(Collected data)
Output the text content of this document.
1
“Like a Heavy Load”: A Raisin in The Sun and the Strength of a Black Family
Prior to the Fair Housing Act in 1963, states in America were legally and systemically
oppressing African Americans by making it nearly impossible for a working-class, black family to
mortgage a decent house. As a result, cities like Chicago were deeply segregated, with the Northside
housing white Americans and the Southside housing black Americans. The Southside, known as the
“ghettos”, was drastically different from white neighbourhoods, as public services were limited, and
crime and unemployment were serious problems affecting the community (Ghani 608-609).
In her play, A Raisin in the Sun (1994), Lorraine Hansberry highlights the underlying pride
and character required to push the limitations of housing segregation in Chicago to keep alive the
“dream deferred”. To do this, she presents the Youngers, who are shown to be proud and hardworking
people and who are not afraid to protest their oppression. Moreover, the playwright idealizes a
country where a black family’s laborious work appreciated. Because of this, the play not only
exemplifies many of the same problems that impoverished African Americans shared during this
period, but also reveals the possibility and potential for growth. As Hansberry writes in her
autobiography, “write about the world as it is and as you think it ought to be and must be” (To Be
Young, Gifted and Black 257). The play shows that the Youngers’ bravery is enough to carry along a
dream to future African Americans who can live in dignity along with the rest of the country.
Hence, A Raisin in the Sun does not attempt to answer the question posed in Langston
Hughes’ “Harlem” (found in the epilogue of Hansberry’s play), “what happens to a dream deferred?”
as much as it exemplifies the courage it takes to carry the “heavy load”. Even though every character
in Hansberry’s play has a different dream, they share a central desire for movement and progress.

Given problem: Leave out every line without the string "that" and copy the rest.

Task result:
exemplifies many of the same problems that impoverished African Americans shared during this
Young, Gifted and Black 257). The play shows that the Youngers’ bravery is enough to carry along a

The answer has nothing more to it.